■ DATA LISTING ■
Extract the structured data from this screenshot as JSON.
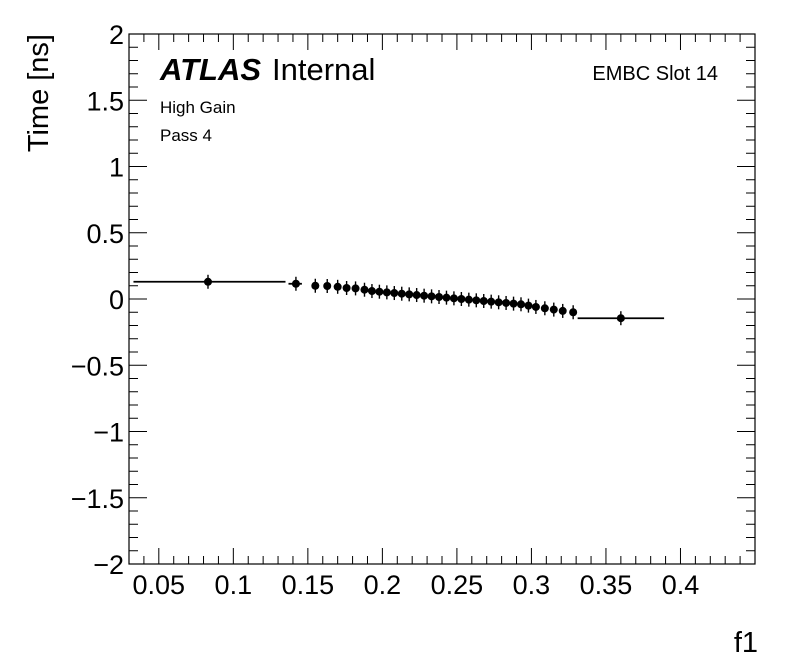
{
  "chart_data": {
    "type": "scatter",
    "title": "",
    "xlabel": "f1",
    "ylabel": "Time [ns]",
    "xlim": [
      0.03,
      0.45
    ],
    "ylim": [
      -2,
      2
    ],
    "x_ticks": [
      "0.05",
      "0.1",
      "0.15",
      "0.2",
      "0.25",
      "0.3",
      "0.35",
      "0.4"
    ],
    "y_ticks": [
      "2",
      "1.5",
      "1",
      "0.5",
      "0",
      "−0.5",
      "−1",
      "−1.5",
      "−2"
    ],
    "x_tick_values": [
      0.05,
      0.1,
      0.15,
      0.2,
      0.25,
      0.3,
      0.35,
      0.4
    ],
    "y_tick_values": [
      2,
      1.5,
      1,
      0.5,
      0,
      -0.5,
      -1,
      -1.5,
      -2
    ],
    "grid": false,
    "annotations": {
      "atlas": "ATLAS",
      "internal": "Internal",
      "gain": "High Gain",
      "pass": "Pass 4",
      "slot": "EMBC Slot 14"
    },
    "series": [
      {
        "points": [
          {
            "x": 0.083,
            "y": 0.13,
            "xerr": [
              0.033,
              0.135
            ]
          },
          {
            "x": 0.142,
            "y": 0.115,
            "xerr": [
              0.137,
              0.146
            ]
          },
          {
            "x": 0.155,
            "y": 0.1
          },
          {
            "x": 0.163,
            "y": 0.098
          },
          {
            "x": 0.17,
            "y": 0.092
          },
          {
            "x": 0.176,
            "y": 0.083
          },
          {
            "x": 0.182,
            "y": 0.08
          },
          {
            "x": 0.188,
            "y": 0.07
          },
          {
            "x": 0.193,
            "y": 0.06
          },
          {
            "x": 0.198,
            "y": 0.055
          },
          {
            "x": 0.203,
            "y": 0.05
          },
          {
            "x": 0.208,
            "y": 0.045
          },
          {
            "x": 0.213,
            "y": 0.04
          },
          {
            "x": 0.218,
            "y": 0.035
          },
          {
            "x": 0.223,
            "y": 0.03
          },
          {
            "x": 0.228,
            "y": 0.025
          },
          {
            "x": 0.233,
            "y": 0.02
          },
          {
            "x": 0.238,
            "y": 0.015
          },
          {
            "x": 0.243,
            "y": 0.01
          },
          {
            "x": 0.248,
            "y": 0.005
          },
          {
            "x": 0.253,
            "y": 0.0
          },
          {
            "x": 0.258,
            "y": -0.005
          },
          {
            "x": 0.263,
            "y": -0.01
          },
          {
            "x": 0.268,
            "y": -0.015
          },
          {
            "x": 0.273,
            "y": -0.02
          },
          {
            "x": 0.278,
            "y": -0.025
          },
          {
            "x": 0.283,
            "y": -0.03
          },
          {
            "x": 0.288,
            "y": -0.035
          },
          {
            "x": 0.293,
            "y": -0.04
          },
          {
            "x": 0.298,
            "y": -0.05
          },
          {
            "x": 0.303,
            "y": -0.06
          },
          {
            "x": 0.309,
            "y": -0.07
          },
          {
            "x": 0.315,
            "y": -0.08
          },
          {
            "x": 0.321,
            "y": -0.09
          },
          {
            "x": 0.328,
            "y": -0.1
          },
          {
            "x": 0.36,
            "y": -0.145,
            "xerr": [
              0.331,
              0.389
            ]
          }
        ]
      }
    ]
  }
}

■ GOAL ■
Leaving out the pictures, repeat the data above exactly.

■ COMPLETE ANSWER ■
Extract the structured data from this screenshot as JSON.
{
  "chart_data": {
    "type": "scatter",
    "title": "",
    "xlabel": "f1",
    "ylabel": "Time [ns]",
    "xlim": [
      0.03,
      0.45
    ],
    "ylim": [
      -2,
      2
    ],
    "x_ticks": [
      "0.05",
      "0.1",
      "0.15",
      "0.2",
      "0.25",
      "0.3",
      "0.35",
      "0.4"
    ],
    "y_ticks": [
      "2",
      "1.5",
      "1",
      "0.5",
      "0",
      "−0.5",
      "−1",
      "−1.5",
      "−2"
    ],
    "x_tick_values": [
      0.05,
      0.1,
      0.15,
      0.2,
      0.25,
      0.3,
      0.35,
      0.4
    ],
    "y_tick_values": [
      2,
      1.5,
      1,
      0.5,
      0,
      -0.5,
      -1,
      -1.5,
      -2
    ],
    "grid": false,
    "annotations": {
      "atlas": "ATLAS",
      "internal": "Internal",
      "gain": "High Gain",
      "pass": "Pass 4",
      "slot": "EMBC Slot 14"
    },
    "series": [
      {
        "points": [
          {
            "x": 0.083,
            "y": 0.13,
            "xerr": [
              0.033,
              0.135
            ]
          },
          {
            "x": 0.142,
            "y": 0.115,
            "xerr": [
              0.137,
              0.146
            ]
          },
          {
            "x": 0.155,
            "y": 0.1
          },
          {
            "x": 0.163,
            "y": 0.098
          },
          {
            "x": 0.17,
            "y": 0.092
          },
          {
            "x": 0.176,
            "y": 0.083
          },
          {
            "x": 0.182,
            "y": 0.08
          },
          {
            "x": 0.188,
            "y": 0.07
          },
          {
            "x": 0.193,
            "y": 0.06
          },
          {
            "x": 0.198,
            "y": 0.055
          },
          {
            "x": 0.203,
            "y": 0.05
          },
          {
            "x": 0.208,
            "y": 0.045
          },
          {
            "x": 0.213,
            "y": 0.04
          },
          {
            "x": 0.218,
            "y": 0.035
          },
          {
            "x": 0.223,
            "y": 0.03
          },
          {
            "x": 0.228,
            "y": 0.025
          },
          {
            "x": 0.233,
            "y": 0.02
          },
          {
            "x": 0.238,
            "y": 0.015
          },
          {
            "x": 0.243,
            "y": 0.01
          },
          {
            "x": 0.248,
            "y": 0.005
          },
          {
            "x": 0.253,
            "y": 0.0
          },
          {
            "x": 0.258,
            "y": -0.005
          },
          {
            "x": 0.263,
            "y": -0.01
          },
          {
            "x": 0.268,
            "y": -0.015
          },
          {
            "x": 0.273,
            "y": -0.02
          },
          {
            "x": 0.278,
            "y": -0.025
          },
          {
            "x": 0.283,
            "y": -0.03
          },
          {
            "x": 0.288,
            "y": -0.035
          },
          {
            "x": 0.293,
            "y": -0.04
          },
          {
            "x": 0.298,
            "y": -0.05
          },
          {
            "x": 0.303,
            "y": -0.06
          },
          {
            "x": 0.309,
            "y": -0.07
          },
          {
            "x": 0.315,
            "y": -0.08
          },
          {
            "x": 0.321,
            "y": -0.09
          },
          {
            "x": 0.328,
            "y": -0.1
          },
          {
            "x": 0.36,
            "y": -0.145,
            "xerr": [
              0.331,
              0.389
            ]
          }
        ]
      }
    ]
  }
}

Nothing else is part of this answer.